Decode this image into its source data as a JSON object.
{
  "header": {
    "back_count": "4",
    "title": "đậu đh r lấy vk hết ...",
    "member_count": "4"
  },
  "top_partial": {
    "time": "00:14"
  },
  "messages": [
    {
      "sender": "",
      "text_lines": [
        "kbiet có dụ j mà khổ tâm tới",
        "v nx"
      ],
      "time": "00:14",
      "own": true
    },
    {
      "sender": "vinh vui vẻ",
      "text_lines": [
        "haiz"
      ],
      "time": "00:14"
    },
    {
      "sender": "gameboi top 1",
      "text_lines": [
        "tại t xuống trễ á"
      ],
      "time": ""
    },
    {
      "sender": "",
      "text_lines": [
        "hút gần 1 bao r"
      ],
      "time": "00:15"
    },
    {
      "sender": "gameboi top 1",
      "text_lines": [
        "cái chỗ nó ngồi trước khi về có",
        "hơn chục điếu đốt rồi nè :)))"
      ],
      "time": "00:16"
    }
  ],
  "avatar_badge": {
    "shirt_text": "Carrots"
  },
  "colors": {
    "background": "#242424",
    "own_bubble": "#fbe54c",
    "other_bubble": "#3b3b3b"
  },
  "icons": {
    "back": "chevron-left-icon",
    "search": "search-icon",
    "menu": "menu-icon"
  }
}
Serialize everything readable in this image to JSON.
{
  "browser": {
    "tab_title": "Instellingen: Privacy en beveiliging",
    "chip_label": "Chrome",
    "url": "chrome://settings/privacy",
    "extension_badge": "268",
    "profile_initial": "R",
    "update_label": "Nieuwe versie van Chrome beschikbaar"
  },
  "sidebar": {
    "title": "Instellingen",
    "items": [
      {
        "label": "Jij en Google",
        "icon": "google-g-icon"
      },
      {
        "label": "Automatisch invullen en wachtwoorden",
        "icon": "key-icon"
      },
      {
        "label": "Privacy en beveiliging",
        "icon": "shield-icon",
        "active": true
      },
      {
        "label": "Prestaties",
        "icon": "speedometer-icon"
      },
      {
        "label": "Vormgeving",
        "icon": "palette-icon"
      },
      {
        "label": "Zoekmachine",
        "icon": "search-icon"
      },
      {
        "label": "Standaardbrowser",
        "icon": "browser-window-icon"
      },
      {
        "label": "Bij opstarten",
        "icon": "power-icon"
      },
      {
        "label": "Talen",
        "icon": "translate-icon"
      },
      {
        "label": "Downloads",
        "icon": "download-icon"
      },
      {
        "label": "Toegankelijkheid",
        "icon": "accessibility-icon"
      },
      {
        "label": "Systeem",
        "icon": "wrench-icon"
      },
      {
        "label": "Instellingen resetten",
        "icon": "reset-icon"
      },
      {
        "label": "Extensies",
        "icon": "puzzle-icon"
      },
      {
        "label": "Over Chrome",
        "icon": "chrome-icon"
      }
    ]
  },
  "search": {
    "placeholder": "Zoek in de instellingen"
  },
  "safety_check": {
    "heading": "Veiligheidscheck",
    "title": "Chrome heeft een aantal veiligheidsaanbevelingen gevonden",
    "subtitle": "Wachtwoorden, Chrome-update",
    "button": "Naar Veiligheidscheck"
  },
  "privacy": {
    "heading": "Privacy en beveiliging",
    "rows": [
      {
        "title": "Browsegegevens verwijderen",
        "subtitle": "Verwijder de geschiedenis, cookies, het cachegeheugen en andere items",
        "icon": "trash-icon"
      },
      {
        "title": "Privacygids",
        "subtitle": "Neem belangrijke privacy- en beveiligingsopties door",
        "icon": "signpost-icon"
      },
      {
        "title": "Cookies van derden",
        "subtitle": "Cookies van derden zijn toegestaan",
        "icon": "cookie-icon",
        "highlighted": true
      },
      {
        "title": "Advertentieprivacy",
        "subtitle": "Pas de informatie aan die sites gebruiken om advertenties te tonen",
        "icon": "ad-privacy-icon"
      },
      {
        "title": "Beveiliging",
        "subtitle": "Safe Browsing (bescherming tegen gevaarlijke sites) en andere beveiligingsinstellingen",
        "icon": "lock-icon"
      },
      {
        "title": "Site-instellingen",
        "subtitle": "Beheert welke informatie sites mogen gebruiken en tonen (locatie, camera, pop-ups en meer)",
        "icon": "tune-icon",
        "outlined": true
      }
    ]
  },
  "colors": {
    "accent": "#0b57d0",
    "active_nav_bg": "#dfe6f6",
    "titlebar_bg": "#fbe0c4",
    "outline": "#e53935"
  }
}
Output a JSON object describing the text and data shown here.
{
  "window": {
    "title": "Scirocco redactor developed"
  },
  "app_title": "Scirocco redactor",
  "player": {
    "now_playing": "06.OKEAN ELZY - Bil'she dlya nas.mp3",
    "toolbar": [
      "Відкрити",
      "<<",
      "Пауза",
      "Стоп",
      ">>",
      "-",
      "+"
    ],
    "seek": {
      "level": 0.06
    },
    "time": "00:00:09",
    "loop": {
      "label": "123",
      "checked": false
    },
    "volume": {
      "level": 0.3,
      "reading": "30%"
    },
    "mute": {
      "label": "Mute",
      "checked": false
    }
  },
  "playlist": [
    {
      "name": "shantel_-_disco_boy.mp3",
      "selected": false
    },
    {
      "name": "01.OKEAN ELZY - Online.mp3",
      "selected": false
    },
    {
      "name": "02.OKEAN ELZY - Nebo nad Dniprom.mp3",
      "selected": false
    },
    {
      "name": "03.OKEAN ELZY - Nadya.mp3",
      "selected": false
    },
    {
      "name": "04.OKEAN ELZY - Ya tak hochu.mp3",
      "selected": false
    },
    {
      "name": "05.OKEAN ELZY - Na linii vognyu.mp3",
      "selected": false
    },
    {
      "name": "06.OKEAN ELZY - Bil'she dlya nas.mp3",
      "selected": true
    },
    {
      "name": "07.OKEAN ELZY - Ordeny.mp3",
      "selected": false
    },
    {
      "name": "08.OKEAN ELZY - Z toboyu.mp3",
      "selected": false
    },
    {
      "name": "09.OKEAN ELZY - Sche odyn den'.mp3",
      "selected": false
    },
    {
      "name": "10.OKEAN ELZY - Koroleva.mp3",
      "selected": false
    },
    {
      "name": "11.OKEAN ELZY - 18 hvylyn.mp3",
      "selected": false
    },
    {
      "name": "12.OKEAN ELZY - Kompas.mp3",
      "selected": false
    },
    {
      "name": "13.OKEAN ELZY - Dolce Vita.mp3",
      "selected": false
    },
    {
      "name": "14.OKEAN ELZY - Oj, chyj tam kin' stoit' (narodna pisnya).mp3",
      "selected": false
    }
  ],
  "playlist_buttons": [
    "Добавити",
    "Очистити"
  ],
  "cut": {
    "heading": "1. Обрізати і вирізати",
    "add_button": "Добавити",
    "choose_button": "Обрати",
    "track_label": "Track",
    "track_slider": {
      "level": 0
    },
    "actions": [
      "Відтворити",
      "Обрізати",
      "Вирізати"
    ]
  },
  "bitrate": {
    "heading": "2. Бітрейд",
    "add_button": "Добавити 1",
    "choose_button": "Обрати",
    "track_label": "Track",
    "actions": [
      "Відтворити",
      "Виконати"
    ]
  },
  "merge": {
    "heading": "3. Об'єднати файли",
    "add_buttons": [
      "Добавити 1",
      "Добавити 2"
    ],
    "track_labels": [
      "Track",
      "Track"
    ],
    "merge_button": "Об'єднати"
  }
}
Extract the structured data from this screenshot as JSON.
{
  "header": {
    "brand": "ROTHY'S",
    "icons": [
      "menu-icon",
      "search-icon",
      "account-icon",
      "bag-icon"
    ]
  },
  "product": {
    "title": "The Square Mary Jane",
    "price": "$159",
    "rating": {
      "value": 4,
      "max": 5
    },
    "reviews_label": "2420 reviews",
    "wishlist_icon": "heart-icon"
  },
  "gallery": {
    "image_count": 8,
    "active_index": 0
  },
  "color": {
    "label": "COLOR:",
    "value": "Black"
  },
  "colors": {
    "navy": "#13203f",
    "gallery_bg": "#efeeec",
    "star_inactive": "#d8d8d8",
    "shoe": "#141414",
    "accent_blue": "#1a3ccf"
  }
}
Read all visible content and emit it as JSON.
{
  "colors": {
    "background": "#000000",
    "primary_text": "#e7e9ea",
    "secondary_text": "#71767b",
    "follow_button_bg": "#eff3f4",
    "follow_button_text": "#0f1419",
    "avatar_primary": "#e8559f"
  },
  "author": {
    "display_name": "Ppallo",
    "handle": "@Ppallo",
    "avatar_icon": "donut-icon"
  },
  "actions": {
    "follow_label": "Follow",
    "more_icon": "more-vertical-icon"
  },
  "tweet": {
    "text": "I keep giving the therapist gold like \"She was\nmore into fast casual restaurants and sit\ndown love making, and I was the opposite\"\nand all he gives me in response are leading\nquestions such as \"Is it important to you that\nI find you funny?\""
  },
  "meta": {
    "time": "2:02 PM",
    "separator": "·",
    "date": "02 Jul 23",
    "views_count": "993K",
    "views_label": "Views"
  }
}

++++++

## WORK INSTRUCTIONS
Locate all lines that include the word "Добавити" and copy them out.

## WORKED SOLUTION
    "Добавити",
    "add_button": "Добавити",
    "add_button": "Добавити 1",
      "Добавити 1",
      "Добавити 2"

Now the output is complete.